What you will do:
Look through the material below. Copy every line with the string "color" in it.

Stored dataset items
···
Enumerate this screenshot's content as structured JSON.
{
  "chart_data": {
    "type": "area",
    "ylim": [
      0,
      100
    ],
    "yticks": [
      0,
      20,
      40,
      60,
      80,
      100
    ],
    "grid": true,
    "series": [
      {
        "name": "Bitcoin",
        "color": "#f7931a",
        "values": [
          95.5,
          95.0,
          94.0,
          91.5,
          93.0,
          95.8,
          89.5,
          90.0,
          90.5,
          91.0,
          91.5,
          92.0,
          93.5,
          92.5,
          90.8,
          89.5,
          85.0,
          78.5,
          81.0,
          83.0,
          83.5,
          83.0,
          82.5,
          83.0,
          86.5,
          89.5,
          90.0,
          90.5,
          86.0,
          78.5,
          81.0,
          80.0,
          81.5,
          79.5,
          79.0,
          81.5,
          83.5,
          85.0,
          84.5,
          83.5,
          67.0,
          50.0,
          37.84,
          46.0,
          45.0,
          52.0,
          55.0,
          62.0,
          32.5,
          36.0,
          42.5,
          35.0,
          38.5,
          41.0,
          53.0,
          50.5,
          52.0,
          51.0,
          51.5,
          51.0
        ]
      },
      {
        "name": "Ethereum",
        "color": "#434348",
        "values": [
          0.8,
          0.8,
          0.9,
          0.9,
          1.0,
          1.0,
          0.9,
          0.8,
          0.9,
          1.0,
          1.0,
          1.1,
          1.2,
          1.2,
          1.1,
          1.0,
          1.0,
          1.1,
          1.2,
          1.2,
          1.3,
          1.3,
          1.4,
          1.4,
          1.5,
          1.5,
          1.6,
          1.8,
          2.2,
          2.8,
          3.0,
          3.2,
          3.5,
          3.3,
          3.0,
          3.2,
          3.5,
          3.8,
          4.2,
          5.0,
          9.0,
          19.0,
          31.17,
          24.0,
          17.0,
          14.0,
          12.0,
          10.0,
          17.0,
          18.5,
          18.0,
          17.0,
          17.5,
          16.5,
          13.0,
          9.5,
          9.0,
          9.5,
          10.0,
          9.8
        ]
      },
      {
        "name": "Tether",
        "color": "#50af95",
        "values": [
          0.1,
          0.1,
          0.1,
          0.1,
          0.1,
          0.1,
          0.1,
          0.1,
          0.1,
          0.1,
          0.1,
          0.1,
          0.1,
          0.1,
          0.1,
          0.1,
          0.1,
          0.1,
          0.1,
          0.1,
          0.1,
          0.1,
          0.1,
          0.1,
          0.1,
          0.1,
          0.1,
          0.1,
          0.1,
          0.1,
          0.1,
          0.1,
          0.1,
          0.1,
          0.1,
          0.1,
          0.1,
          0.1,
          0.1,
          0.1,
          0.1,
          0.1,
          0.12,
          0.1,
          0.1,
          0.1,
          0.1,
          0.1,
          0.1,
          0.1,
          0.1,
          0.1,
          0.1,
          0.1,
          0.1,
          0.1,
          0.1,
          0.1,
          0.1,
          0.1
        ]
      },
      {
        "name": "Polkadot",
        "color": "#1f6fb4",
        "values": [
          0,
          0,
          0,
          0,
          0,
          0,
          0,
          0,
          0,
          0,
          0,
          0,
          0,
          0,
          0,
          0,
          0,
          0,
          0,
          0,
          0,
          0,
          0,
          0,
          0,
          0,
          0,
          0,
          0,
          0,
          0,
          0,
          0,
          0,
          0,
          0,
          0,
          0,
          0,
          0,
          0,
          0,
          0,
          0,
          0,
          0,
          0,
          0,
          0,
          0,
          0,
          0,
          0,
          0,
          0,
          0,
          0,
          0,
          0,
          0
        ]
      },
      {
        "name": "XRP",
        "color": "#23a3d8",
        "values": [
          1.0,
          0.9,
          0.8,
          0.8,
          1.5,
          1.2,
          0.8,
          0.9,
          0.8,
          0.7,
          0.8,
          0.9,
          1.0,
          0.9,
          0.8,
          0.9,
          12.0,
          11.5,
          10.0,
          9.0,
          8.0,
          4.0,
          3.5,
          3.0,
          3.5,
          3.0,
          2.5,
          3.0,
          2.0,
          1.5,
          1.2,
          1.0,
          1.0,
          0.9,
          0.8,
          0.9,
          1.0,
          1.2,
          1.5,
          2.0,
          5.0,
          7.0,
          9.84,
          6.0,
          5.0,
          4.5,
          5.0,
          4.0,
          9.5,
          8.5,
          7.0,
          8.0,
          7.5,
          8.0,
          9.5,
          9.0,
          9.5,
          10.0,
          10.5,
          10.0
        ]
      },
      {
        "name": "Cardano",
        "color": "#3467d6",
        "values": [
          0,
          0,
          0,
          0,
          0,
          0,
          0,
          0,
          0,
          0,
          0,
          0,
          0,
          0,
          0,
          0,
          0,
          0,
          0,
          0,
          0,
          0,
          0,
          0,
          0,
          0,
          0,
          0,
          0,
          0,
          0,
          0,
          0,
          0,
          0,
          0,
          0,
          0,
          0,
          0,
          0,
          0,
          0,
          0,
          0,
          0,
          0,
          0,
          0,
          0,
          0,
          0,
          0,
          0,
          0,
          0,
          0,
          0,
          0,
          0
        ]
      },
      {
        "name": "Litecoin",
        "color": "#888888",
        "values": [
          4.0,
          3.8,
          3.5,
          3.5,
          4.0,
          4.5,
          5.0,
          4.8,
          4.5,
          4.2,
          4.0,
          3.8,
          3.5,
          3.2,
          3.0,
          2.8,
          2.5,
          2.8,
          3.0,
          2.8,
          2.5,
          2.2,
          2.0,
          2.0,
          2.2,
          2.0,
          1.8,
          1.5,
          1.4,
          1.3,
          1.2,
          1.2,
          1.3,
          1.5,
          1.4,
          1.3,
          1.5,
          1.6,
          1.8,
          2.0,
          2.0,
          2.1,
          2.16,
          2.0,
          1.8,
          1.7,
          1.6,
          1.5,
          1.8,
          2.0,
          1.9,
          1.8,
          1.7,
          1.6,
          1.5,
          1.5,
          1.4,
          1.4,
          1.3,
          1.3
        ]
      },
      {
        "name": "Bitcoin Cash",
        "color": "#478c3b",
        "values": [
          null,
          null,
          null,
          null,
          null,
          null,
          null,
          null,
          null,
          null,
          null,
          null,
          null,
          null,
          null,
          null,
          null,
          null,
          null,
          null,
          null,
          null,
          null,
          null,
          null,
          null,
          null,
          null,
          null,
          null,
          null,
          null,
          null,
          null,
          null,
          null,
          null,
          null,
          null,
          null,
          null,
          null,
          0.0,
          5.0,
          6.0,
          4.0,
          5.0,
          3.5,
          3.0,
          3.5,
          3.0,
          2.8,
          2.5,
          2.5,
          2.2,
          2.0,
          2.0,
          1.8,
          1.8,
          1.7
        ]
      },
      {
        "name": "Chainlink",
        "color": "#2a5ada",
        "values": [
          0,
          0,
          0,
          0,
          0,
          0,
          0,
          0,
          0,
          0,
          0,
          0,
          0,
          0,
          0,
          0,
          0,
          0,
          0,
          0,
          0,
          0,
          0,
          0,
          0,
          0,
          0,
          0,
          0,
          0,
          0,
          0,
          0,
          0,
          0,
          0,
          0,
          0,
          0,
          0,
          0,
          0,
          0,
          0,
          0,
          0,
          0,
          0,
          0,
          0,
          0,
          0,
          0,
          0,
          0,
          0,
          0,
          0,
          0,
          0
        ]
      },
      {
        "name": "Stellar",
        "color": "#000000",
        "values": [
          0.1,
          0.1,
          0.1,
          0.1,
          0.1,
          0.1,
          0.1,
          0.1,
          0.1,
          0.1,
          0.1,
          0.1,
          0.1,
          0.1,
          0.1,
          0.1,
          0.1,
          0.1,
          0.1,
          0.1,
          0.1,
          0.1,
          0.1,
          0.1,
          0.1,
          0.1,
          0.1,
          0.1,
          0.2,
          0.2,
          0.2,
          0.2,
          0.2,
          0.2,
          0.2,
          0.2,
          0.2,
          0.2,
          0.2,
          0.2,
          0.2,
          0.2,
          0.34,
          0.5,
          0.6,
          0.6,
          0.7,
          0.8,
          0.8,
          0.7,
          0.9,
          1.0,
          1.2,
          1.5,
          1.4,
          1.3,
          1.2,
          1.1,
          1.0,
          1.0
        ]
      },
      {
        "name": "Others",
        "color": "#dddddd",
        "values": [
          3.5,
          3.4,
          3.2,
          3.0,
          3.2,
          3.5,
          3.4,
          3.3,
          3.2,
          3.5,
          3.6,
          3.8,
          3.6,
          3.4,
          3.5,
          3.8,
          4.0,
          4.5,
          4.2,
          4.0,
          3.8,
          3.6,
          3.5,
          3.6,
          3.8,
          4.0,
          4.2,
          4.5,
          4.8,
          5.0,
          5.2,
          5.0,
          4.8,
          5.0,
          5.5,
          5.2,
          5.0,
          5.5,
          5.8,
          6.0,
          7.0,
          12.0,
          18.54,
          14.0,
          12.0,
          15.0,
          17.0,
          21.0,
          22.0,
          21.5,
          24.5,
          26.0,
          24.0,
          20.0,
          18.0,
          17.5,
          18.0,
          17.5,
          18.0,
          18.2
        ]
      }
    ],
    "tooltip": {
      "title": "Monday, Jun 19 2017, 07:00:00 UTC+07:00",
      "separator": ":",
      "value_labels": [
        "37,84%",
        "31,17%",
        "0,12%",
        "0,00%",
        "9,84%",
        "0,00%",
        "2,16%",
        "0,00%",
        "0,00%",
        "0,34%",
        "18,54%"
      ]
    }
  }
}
···
Answer in full:
        "color": "#f7931a",
        "color": "#434348",
        "color": "#50af95",
        "color": "#1f6fb4",
        "color": "#23a3d8",
        "color": "#3467d6",
        "color": "#888888",
        "color": "#478c3b",
        "color": "#2a5ada",
        "color": "#000000",
        "color": "#dddddd",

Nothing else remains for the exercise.